* **Stated exercise**
Return the whole listing, keeping every character the same.

* **Input data**

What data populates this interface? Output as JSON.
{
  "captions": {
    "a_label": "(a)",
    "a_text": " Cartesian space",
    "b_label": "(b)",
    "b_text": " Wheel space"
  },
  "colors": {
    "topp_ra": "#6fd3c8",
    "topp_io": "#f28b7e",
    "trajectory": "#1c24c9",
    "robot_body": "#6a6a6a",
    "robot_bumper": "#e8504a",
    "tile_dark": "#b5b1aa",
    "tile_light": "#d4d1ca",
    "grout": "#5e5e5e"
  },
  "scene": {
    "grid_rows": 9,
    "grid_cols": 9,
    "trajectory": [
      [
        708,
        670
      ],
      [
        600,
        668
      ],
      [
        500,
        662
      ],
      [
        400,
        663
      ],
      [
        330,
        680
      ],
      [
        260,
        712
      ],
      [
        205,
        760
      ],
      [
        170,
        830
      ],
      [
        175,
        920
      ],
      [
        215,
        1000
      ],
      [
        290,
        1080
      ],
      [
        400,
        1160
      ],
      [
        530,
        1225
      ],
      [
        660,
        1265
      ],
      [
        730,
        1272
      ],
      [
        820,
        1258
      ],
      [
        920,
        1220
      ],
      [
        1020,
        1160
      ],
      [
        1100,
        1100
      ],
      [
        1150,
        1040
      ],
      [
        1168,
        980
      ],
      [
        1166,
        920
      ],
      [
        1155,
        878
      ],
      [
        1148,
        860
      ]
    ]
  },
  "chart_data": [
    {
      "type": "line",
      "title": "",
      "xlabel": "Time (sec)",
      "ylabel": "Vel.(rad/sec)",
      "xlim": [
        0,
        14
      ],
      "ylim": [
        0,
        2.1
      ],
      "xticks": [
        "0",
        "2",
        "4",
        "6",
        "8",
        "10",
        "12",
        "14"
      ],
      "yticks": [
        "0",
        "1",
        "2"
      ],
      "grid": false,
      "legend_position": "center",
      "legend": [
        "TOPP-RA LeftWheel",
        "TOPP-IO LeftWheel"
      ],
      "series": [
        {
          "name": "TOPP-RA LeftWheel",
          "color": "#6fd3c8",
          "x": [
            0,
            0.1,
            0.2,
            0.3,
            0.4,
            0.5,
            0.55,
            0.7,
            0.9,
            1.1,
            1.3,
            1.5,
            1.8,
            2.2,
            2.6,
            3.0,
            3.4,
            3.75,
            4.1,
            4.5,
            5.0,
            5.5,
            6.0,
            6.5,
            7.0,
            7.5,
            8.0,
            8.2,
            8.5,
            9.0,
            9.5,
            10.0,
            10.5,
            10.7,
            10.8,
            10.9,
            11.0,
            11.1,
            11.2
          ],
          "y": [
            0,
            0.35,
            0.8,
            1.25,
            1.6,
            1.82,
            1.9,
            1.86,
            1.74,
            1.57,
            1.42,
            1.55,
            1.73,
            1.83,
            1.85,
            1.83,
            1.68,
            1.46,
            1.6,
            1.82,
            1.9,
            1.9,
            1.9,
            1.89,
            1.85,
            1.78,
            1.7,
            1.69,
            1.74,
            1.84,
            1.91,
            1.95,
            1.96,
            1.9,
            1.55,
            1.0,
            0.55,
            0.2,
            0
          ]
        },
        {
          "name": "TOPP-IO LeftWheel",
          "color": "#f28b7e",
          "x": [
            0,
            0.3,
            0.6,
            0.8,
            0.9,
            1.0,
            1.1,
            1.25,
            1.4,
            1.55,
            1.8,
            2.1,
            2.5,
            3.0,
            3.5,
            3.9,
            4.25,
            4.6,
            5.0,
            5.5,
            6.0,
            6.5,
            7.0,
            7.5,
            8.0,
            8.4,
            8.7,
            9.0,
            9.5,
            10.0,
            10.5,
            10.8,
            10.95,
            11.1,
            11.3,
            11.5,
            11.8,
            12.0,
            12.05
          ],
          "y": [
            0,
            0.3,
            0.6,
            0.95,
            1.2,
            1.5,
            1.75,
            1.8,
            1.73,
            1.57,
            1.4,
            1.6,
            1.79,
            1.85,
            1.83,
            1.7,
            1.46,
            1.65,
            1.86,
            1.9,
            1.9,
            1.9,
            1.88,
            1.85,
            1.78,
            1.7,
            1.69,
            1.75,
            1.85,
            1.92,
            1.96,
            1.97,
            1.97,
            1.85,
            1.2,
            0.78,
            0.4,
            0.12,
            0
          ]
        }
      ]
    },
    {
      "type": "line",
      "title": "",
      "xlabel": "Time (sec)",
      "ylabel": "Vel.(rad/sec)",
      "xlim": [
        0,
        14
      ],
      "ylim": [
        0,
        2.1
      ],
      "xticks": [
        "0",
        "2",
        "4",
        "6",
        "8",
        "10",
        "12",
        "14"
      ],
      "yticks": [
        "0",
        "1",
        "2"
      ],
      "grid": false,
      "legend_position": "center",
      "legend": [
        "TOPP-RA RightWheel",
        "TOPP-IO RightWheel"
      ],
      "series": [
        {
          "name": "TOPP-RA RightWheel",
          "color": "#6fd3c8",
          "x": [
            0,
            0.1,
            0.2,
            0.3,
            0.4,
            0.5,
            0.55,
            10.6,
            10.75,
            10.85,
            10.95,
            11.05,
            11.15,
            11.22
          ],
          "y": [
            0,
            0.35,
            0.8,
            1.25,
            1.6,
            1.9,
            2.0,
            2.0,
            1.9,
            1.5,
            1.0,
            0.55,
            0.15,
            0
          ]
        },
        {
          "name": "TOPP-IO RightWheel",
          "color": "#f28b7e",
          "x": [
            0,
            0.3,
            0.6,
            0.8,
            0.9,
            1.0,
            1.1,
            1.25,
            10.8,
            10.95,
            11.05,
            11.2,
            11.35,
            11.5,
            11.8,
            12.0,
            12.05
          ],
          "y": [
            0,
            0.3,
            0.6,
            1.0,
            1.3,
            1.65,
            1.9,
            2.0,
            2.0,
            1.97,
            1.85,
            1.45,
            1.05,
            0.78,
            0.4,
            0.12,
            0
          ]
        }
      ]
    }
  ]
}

* **Result**
What data populates this interface? Output as JSON.
{
  "captions": {
    "a_label": "(a)",
    "a_text": " Cartesian space",
    "b_label": "(b)",
    "b_text": " Wheel space"
  },
  "colors": {
    "topp_ra": "#6fd3c8",
    "topp_io": "#f28b7e",
    "trajectory": "#1c24c9",
    "robot_body": "#6a6a6a",
    "robot_bumper": "#e8504a",
    "tile_dark": "#b5b1aa",
    "tile_light": "#d4d1ca",
    "grout": "#5e5e5e"
  },
  "scene": {
    "grid_rows": 9,
    "grid_cols": 9,
    "trajectory": [
      [
        708,
        670
      ],
      [
        600,
        668
      ],
      [
        500,
        662
      ],
      [
        400,
        663
      ],
      [
        330,
        680
      ],
      [
        260,
        712
      ],
      [
        205,
        760
      ],
      [
        170,
        830
      ],
      [
        175,
        920
      ],
      [
        215,
        1000
      ],
      [
        290,
        1080
      ],
      [
        400,
        1160
      ],
      [
        530,
        1225
      ],
      [
        660,
        1265
      ],
      [
        730,
        1272
      ],
      [
        820,
        1258
      ],
      [
        920,
        1220
      ],
      [
        1020,
        1160
      ],
      [
        1100,
        1100
      ],
      [
        1150,
        1040
      ],
      [
        1168,
        980
      ],
      [
        1166,
        920
      ],
      [
        1155,
        878
      ],
      [
        1148,
        860
      ]
    ]
  },
  "chart_data": [
    {
      "type": "line",
      "title": "",
      "xlabel": "Time (sec)",
      "ylabel": "Vel.(rad/sec)",
      "xlim": [
        0,
        14
      ],
      "ylim": [
        0,
        2.1
      ],
      "xticks": [
        "0",
        "2",
        "4",
        "6",
        "8",
        "10",
        "12",
        "14"
      ],
      "yticks": [
        "0",
        "1",
        "2"
      ],
      "grid": false,
      "legend_position": "center",
      "legend": [
        "TOPP-RA LeftWheel",
        "TOPP-IO LeftWheel"
      ],
      "series": [
        {
          "name": "TOPP-RA LeftWheel",
          "color": "#6fd3c8",
          "x": [
            0,
            0.1,
            0.2,
            0.3,
            0.4,
            0.5,
            0.55,
            0.7,
            0.9,
            1.1,
            1.3,
            1.5,
            1.8,
            2.2,
            2.6,
            3.0,
            3.4,
            3.75,
            4.1,
            4.5,
            5.0,
            5.5,
            6.0,
            6.5,
            7.0,
            7.5,
            8.0,
            8.2,
            8.5,
            9.0,
            9.5,
            10.0,
            10.5,
            10.7,
            10.8,
            10.9,
            11.0,
            11.1,
            11.2
          ],
          "y": [
            0,
            0.35,
            0.8,
            1.25,
            1.6,
            1.82,
            1.9,
            1.86,
            1.74,
            1.57,
            1.42,
            1.55,
            1.73,
            1.83,
            1.85,
            1.83,
            1.68,
            1.46,
            1.6,
            1.82,
            1.9,
            1.9,
            1.9,
            1.89,
            1.85,
            1.78,
            1.7,
            1.69,
            1.74,
            1.84,
            1.91,
            1.95,
            1.96,
            1.9,
            1.55,
            1.0,
            0.55,
            0.2,
            0
          ]
        },
        {
          "name": "TOPP-IO LeftWheel",
          "color": "#f28b7e",
          "x": [
            0,
            0.3,
            0.6,
            0.8,
            0.9,
            1.0,
            1.1,
            1.25,
            1.4,
            1.55,
            1.8,
            2.1,
            2.5,
            3.0,
            3.5,
            3.9,
            4.25,
            4.6,
            5.0,
            5.5,
            6.0,
            6.5,
            7.0,
            7.5,
            8.0,
            8.4,
            8.7,
            9.0,
            9.5,
            10.0,
            10.5,
            10.8,
            10.95,
            11.1,
            11.3,
            11.5,
            11.8,
            12.0,
            12.05
          ],
          "y": [
            0,
            0.3,
            0.6,
            0.95,
            1.2,
            1.5,
            1.75,
            1.8,
            1.73,
            1.57,
            1.4,
            1.6,
            1.79,
            1.85,
            1.83,
            1.7,
            1.46,
            1.65,
            1.86,
            1.9,
            1.9,
            1.9,
            1.88,
            1.85,
            1.78,
            1.7,
            1.69,
            1.75,
            1.85,
            1.92,
            1.96,
            1.97,
            1.97,
            1.85,
            1.2,
            0.78,
            0.4,
            0.12,
            0
          ]
        }
      ]
    },
    {
      "type": "line",
      "title": "",
      "xlabel": "Time (sec)",
      "ylabel": "Vel.(rad/sec)",
      "xlim": [
        0,
        14
      ],
      "ylim": [
        0,
        2.1
      ],
      "xticks": [
        "0",
        "2",
        "4",
        "6",
        "8",
        "10",
        "12",
        "14"
      ],
      "yticks": [
        "0",
        "1",
        "2"
      ],
      "grid": false,
      "legend_position": "center",
      "legend": [
        "TOPP-RA RightWheel",
        "TOPP-IO RightWheel"
      ],
      "series": [
        {
          "name": "TOPP-RA RightWheel",
          "color": "#6fd3c8",
          "x": [
            0,
            0.1,
            0.2,
            0.3,
            0.4,
            0.5,
            0.55,
            10.6,
            10.75,
            10.85,
            10.95,
            11.05,
            11.15,
            11.22
          ],
          "y": [
            0,
            0.35,
            0.8,
            1.25,
            1.6,
            1.9,
            2.0,
            2.0,
            1.9,
            1.5,
            1.0,
            0.55,
            0.15,
            0
          ]
        },
        {
          "name": "TOPP-IO RightWheel",
          "color": "#f28b7e",
          "x": [
            0,
            0.3,
            0.6,
            0.8,
            0.9,
            1.0,
            1.1,
            1.25,
            10.8,
            10.95,
            11.05,
            11.2,
            11.35,
            11.5,
            11.8,
            12.0,
            12.05
          ],
          "y": [
            0,
            0.3,
            0.6,
            1.0,
            1.3,
            1.65,
            1.9,
            2.0,
            2.0,
            1.97,
            1.85,
            1.45,
            1.05,
            0.78,
            0.4,
            0.12,
            0
          ]
        }
      ]
    }
  ]
}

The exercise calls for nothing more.